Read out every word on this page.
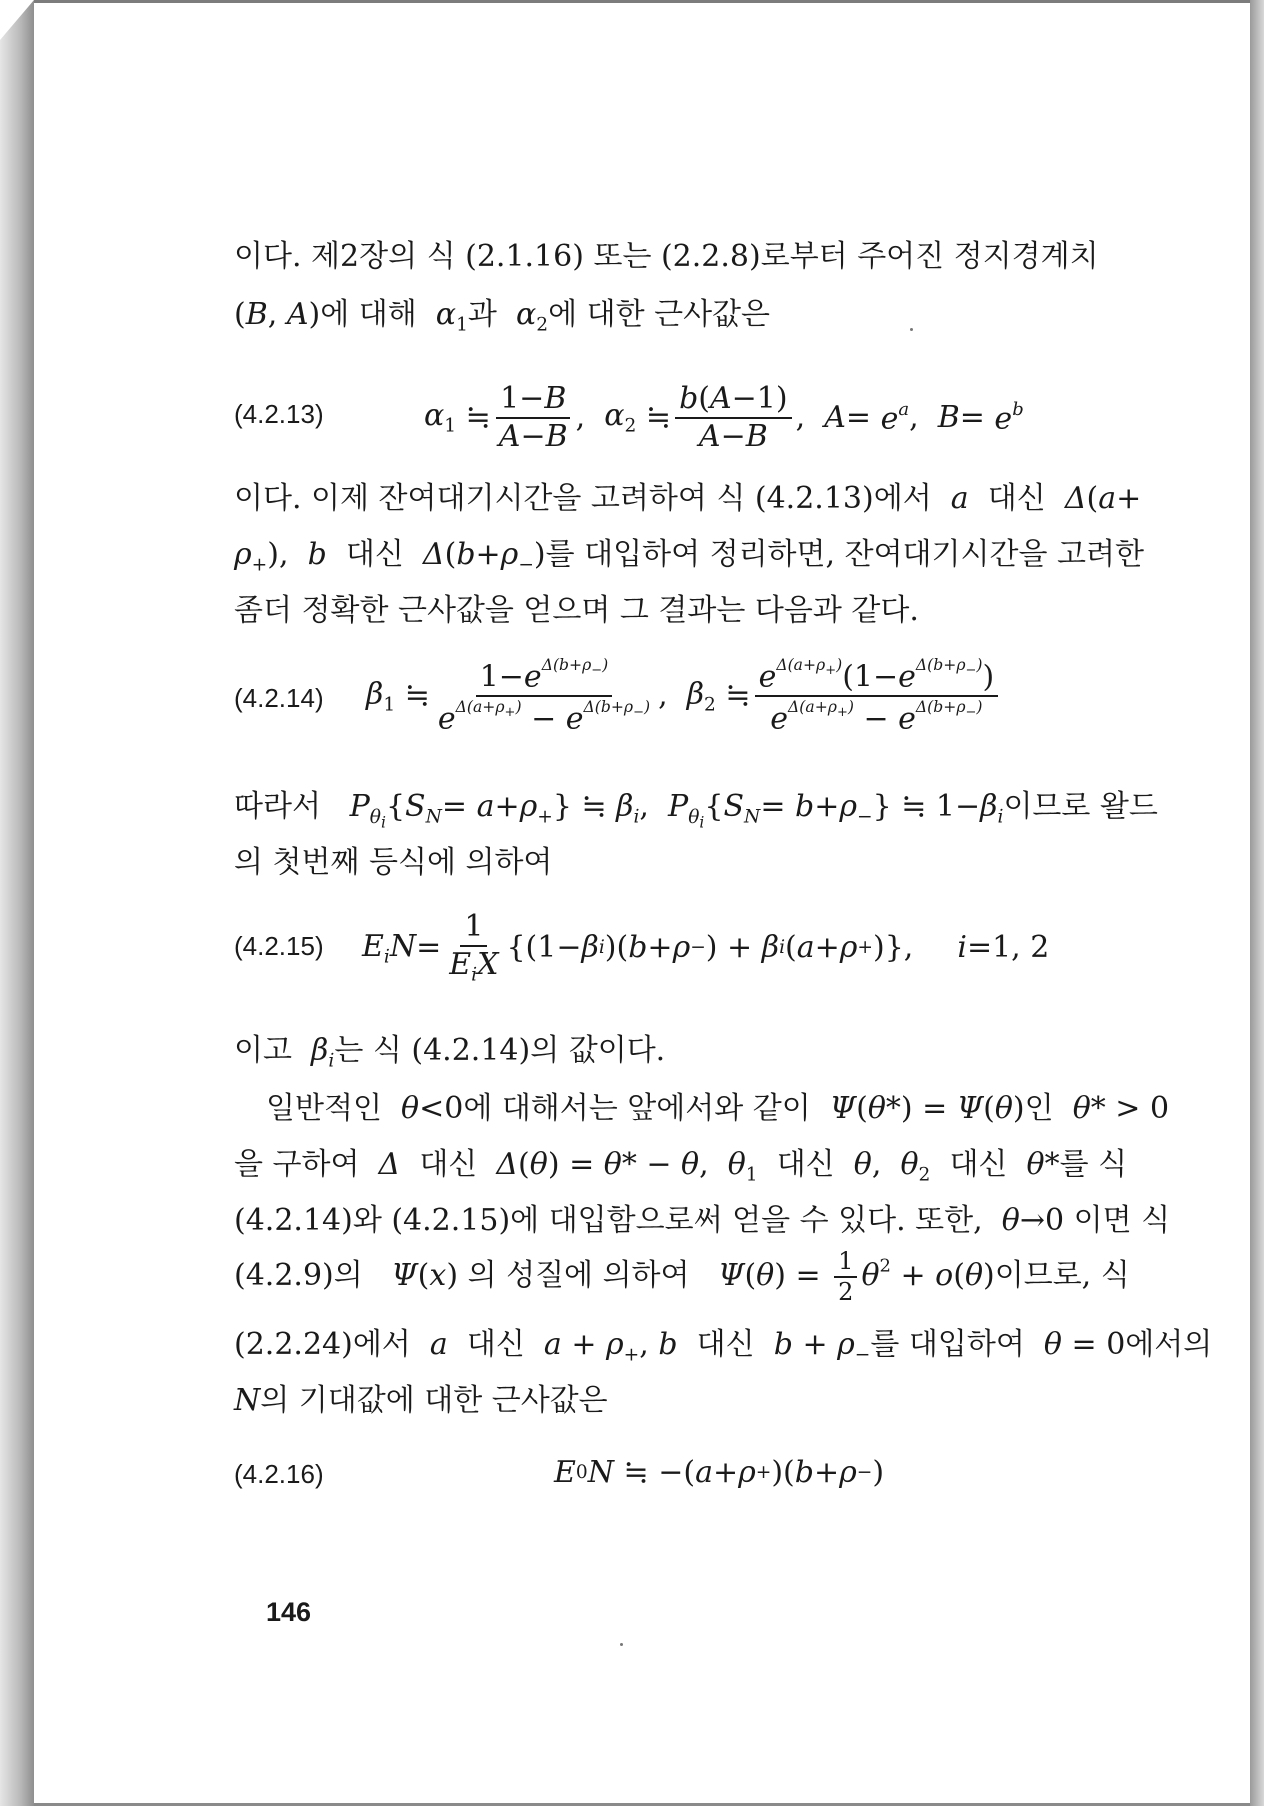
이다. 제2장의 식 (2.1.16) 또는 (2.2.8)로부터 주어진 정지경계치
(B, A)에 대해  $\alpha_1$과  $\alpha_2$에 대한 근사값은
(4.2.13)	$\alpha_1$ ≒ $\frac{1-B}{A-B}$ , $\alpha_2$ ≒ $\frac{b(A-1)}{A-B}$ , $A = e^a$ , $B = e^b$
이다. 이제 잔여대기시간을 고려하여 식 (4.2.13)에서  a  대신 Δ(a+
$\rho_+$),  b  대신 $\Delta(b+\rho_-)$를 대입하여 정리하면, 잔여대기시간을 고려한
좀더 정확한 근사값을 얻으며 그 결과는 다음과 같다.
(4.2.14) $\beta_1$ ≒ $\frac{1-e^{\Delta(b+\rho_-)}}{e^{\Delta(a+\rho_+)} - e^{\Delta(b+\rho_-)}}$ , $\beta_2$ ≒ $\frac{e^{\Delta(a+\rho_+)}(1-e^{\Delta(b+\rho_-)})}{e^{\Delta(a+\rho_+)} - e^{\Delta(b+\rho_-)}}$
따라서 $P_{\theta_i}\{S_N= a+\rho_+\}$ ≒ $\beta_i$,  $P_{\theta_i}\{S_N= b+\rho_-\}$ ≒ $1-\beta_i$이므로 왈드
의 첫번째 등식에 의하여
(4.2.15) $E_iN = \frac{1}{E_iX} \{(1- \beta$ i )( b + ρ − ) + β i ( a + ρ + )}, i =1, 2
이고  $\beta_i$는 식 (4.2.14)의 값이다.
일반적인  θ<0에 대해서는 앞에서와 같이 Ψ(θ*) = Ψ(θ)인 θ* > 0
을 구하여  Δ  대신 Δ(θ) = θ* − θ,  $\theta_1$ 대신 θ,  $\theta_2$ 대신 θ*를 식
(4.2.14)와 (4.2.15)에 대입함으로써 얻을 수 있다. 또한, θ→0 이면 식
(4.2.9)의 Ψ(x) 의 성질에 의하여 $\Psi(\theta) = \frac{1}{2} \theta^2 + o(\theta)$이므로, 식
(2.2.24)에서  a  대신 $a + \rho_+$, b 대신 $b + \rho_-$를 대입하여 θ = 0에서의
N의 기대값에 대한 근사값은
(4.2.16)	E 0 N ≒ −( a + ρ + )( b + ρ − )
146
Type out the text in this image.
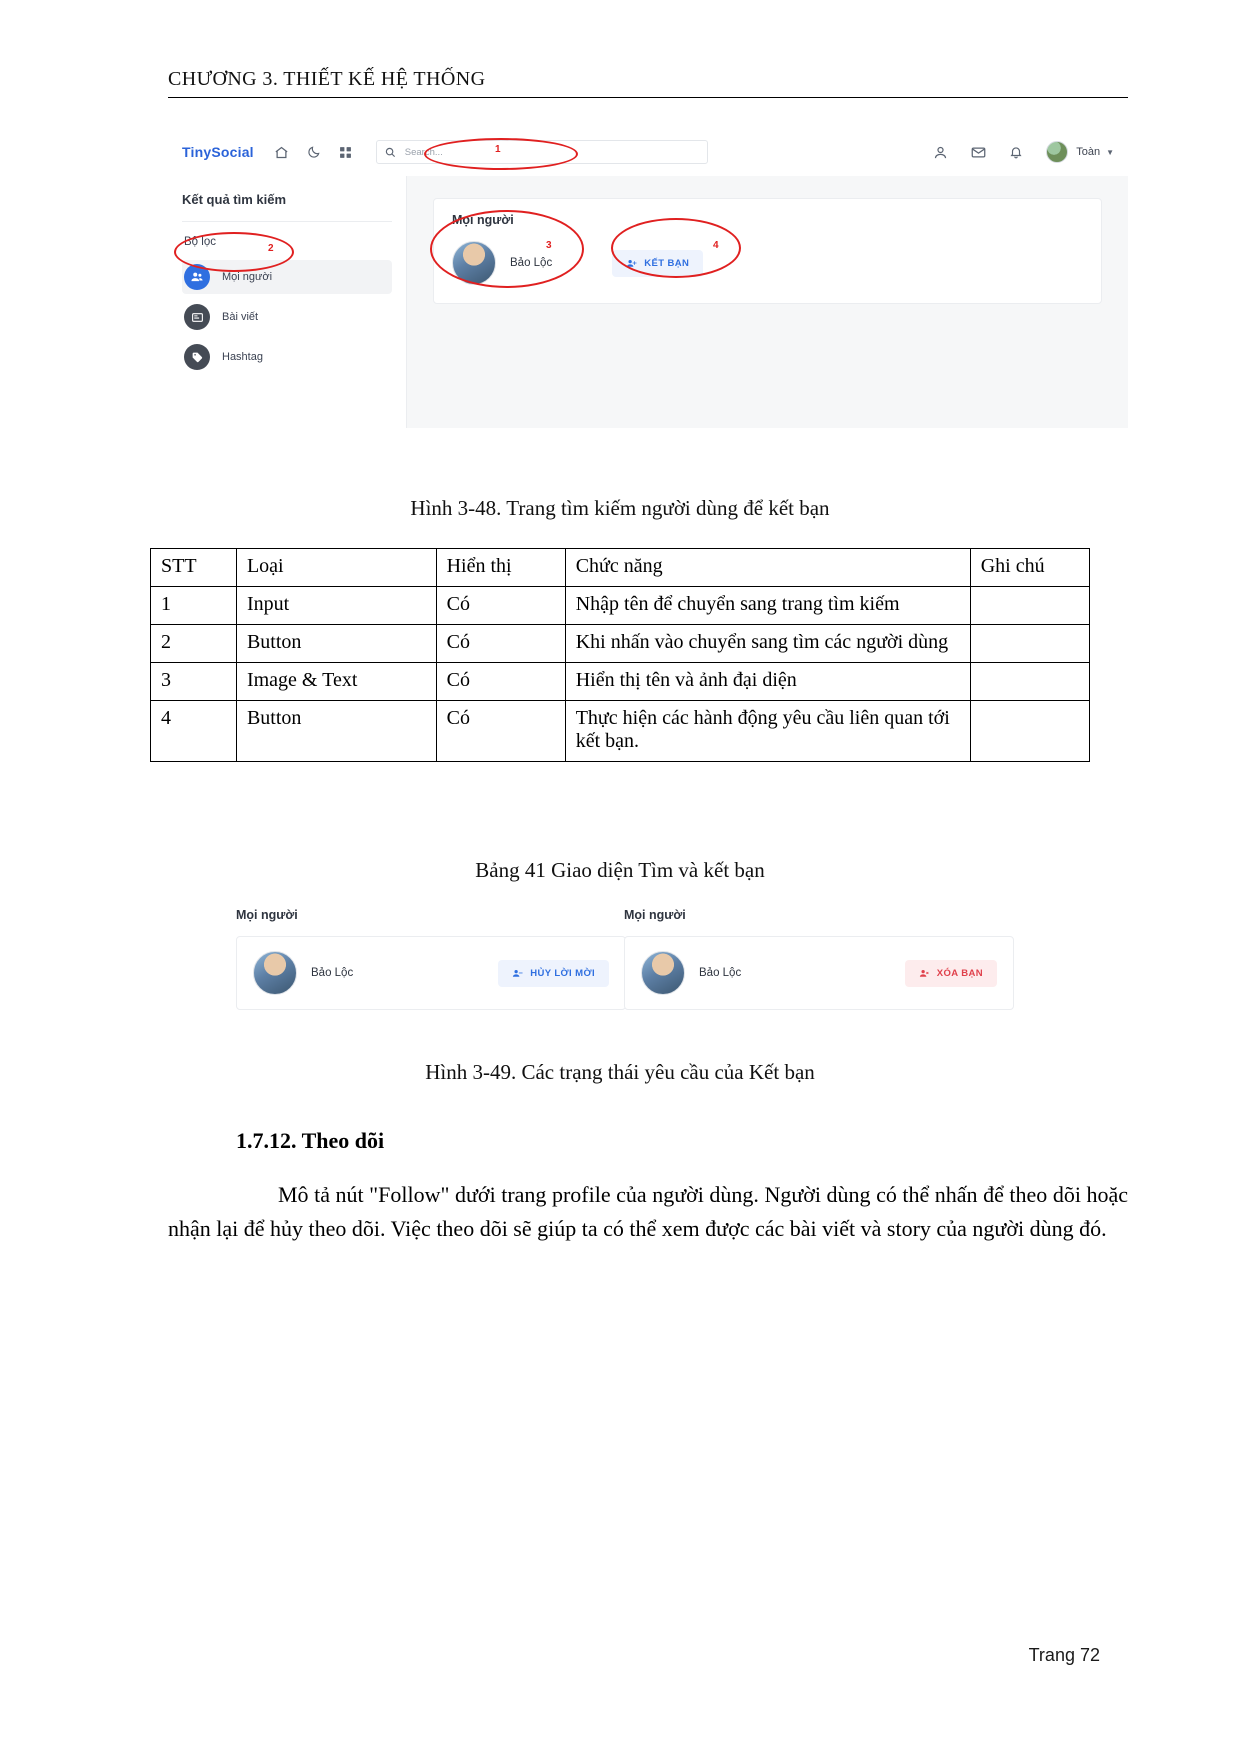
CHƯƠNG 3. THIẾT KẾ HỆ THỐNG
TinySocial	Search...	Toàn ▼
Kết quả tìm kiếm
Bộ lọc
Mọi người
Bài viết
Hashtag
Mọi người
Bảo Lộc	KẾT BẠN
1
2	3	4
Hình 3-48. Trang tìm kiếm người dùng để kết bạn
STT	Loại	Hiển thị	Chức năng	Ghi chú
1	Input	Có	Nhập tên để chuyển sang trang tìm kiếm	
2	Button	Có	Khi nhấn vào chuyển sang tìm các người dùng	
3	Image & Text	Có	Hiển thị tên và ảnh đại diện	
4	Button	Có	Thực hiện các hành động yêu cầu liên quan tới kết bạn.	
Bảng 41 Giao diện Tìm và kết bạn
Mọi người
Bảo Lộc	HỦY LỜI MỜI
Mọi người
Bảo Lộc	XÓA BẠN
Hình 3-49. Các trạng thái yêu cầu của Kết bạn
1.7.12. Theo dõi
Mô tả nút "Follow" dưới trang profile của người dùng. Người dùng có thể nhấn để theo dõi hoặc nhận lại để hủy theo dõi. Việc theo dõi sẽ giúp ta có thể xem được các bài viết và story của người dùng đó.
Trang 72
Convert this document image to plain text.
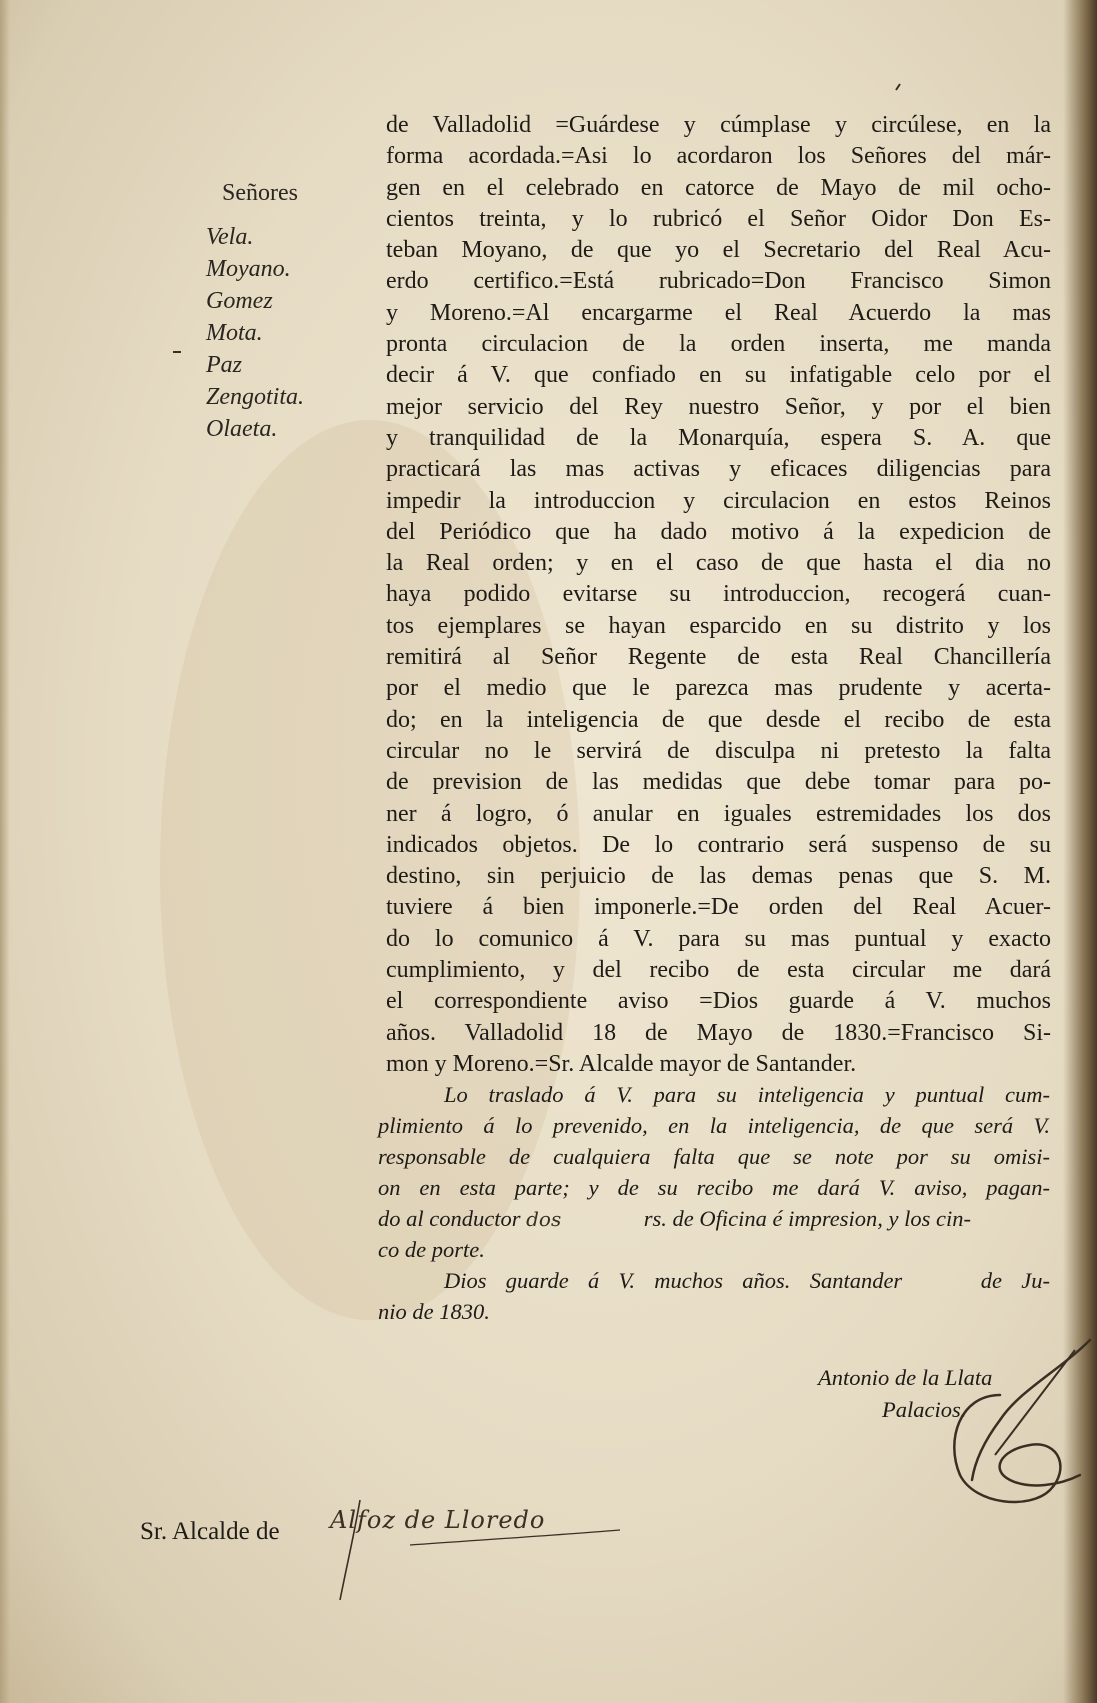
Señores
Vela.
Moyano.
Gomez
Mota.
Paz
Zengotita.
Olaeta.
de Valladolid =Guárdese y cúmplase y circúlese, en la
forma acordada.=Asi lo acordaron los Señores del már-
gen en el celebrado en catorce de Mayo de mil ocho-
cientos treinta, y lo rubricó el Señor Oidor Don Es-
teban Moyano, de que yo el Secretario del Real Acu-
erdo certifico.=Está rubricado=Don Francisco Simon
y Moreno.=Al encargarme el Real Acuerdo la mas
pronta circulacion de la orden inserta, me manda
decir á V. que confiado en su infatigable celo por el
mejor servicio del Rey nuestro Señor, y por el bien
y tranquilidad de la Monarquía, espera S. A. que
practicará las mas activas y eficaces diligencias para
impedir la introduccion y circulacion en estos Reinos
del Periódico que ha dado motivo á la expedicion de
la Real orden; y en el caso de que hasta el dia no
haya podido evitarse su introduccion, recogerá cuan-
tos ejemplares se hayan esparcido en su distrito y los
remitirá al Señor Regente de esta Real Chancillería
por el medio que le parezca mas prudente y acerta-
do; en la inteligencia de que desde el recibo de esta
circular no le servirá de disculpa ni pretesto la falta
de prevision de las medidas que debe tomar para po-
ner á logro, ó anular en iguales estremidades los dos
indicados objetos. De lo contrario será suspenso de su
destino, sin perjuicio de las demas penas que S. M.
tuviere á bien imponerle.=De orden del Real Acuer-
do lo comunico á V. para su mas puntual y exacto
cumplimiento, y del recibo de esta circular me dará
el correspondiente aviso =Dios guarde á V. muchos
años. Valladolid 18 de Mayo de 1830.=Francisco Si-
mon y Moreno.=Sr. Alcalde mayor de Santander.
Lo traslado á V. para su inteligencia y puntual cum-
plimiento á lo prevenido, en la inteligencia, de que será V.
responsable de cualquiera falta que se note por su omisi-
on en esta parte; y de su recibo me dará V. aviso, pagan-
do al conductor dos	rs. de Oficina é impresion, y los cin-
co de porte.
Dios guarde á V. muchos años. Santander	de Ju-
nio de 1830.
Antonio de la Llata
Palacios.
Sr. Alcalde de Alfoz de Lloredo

━━━━━━━━

Copy the records above exactly. The pictures are not part of the copy.

Read out every word on this page.
이다. 제2장의 식 (2.1.16) 또는 (2.2.8)로부터 주어진 정지경계치
(B, A)에 대해  $\alpha_1$과  $\alpha_2$에 대한 근사값은
(4.2.13)	$\alpha_1$ ≒ $\frac{1-B}{A-B}$ , $\alpha_2$ ≒ $\frac{b(A-1)}{A-B}$ , $A = e^a$ , $B = e^b$
이다. 이제 잔여대기시간을 고려하여 식 (4.2.13)에서  a  대신 Δ(a+
$\rho_+$),  b  대신 $\Delta(b+\rho_-)$를 대입하여 정리하면, 잔여대기시간을 고려한
좀더 정확한 근사값을 얻으며 그 결과는 다음과 같다.
(4.2.14) $\beta_1$ ≒ $\frac{1-e^{\Delta(b+\rho_-)}}{e^{\Delta(a+\rho_+)} - e^{\Delta(b+\rho_-)}}$ , $\beta_2$ ≒ $\frac{e^{\Delta(a+\rho_+)}(1-e^{\Delta(b+\rho_-)})}{e^{\Delta(a+\rho_+)} - e^{\Delta(b+\rho_-)}}$
따라서 $P_{\theta_i}\{S_N= a+\rho_+\}$ ≒ $\beta_i$,  $P_{\theta_i}\{S_N= b+\rho_-\}$ ≒ $1-\beta_i$이므로 왈드
의 첫번째 등식에 의하여
(4.2.15) $E_iN = \frac{1}{E_iX} \{(1- \beta$ i )( b + ρ − ) + β i ( a + ρ + )}, i =1, 2
이고  $\beta_i$는 식 (4.2.14)의 값이다.
일반적인  θ<0에 대해서는 앞에서와 같이 Ψ(θ*) = Ψ(θ)인 θ* > 0
을 구하여  Δ  대신 Δ(θ) = θ* − θ,  $\theta_1$ 대신 θ,  $\theta_2$ 대신 θ*를 식
(4.2.14)와 (4.2.15)에 대입함으로써 얻을 수 있다. 또한, θ→0 이면 식
(4.2.9)의 Ψ(x) 의 성질에 의하여 $\Psi(\theta) = \frac{1}{2} \theta^2 + o(\theta)$이므로, 식
(2.2.24)에서  a  대신 $a + \rho_+$, b 대신 $b + \rho_-$를 대입하여 θ = 0에서의
N의 기대값에 대한 근사값은
(4.2.16)	E 0 N ≒ −( a + ρ + )( b + ρ − )
146
Type out the text in this image.
CHƯƠNG 3. THIẾT KẾ HỆ THỐNG
TinySocial	Search...	Toàn ▼
Kết quả tìm kiếm
Bộ lọc
Mọi người
Bài viết
Hashtag
Mọi người
Bảo Lộc	KẾT BẠN
1
2	3	4
Hình 3-48. Trang tìm kiếm người dùng để kết bạn
STT	Loại	Hiển thị	Chức năng	Ghi chú
1	Input	Có	Nhập tên để chuyển sang trang tìm kiếm	
2	Button	Có	Khi nhấn vào chuyển sang tìm các người dùng	
3	Image & Text	Có	Hiển thị tên và ảnh đại diện	
4	Button	Có	Thực hiện các hành động yêu cầu liên quan tới kết bạn.	
Bảng 41 Giao diện Tìm và kết bạn
Mọi người
Bảo Lộc	HỦY LỜI MỜI
Mọi người
Bảo Lộc	XÓA BẠN
Hình 3-49. Các trạng thái yêu cầu của Kết bạn
1.7.12. Theo dõi
Mô tả nút "Follow" dưới trang profile của người dùng. Người dùng có thể nhấn để theo dõi hoặc nhận lại để hủy theo dõi. Việc theo dõi sẽ giúp ta có thể xem được các bài viết và story của người dùng đó.
Trang 72
Convert this document image to plain text.
Señores
Vela.
Moyano.
Gomez
Mota.
Paz
Zengotita.
Olaeta.
de Valladolid =Guárdese y cúmplase y circúlese, en la
forma acordada.=Asi lo acordaron los Señores del már-
gen en el celebrado en catorce de Mayo de mil ocho-
cientos treinta, y lo rubricó el Señor Oidor Don Es-
teban Moyano, de que yo el Secretario del Real Acu-
erdo certifico.=Está rubricado=Don Francisco Simon
y Moreno.=Al encargarme el Real Acuerdo la mas
pronta circulacion de la orden inserta, me manda
decir á V. que confiado en su infatigable celo por el
mejor servicio del Rey nuestro Señor, y por el bien
y tranquilidad de la Monarquía, espera S. A. que
practicará las mas activas y eficaces diligencias para
impedir la introduccion y circulacion en estos Reinos
del Periódico que ha dado motivo á la expedicion de
la Real orden; y en el caso de que hasta el dia no
haya podido evitarse su introduccion, recogerá cuan-
tos ejemplares se hayan esparcido en su distrito y los
remitirá al Señor Regente de esta Real Chancillería
por el medio que le parezca mas prudente y acerta-
do; en la inteligencia de que desde el recibo de esta
circular no le servirá de disculpa ni pretesto la falta
de prevision de las medidas que debe tomar para po-
ner á logro, ó anular en iguales estremidades los dos
indicados objetos. De lo contrario será suspenso de su
destino, sin perjuicio de las demas penas que S. M.
tuviere á bien imponerle.=De orden del Real Acuer-
do lo comunico á V. para su mas puntual y exacto
cumplimiento, y del recibo de esta circular me dará
el correspondiente aviso =Dios guarde á V. muchos
años. Valladolid 18 de Mayo de 1830.=Francisco Si-
mon y Moreno.=Sr. Alcalde mayor de Santander.
Lo traslado á V. para su inteligencia y puntual cum-
plimiento á lo prevenido, en la inteligencia, de que será V.
responsable de cualquiera falta que se note por su omisi-
on en esta parte; y de su recibo me dará V. aviso, pagan-
do al conductor dos	rs. de Oficina é impresion, y los cin-
co de porte.
Dios guarde á V. muchos años. Santander	de Ju-
nio de 1830.
Antonio de la Llata
Palacios.
Sr. Alcalde de Alfoz de Lloredo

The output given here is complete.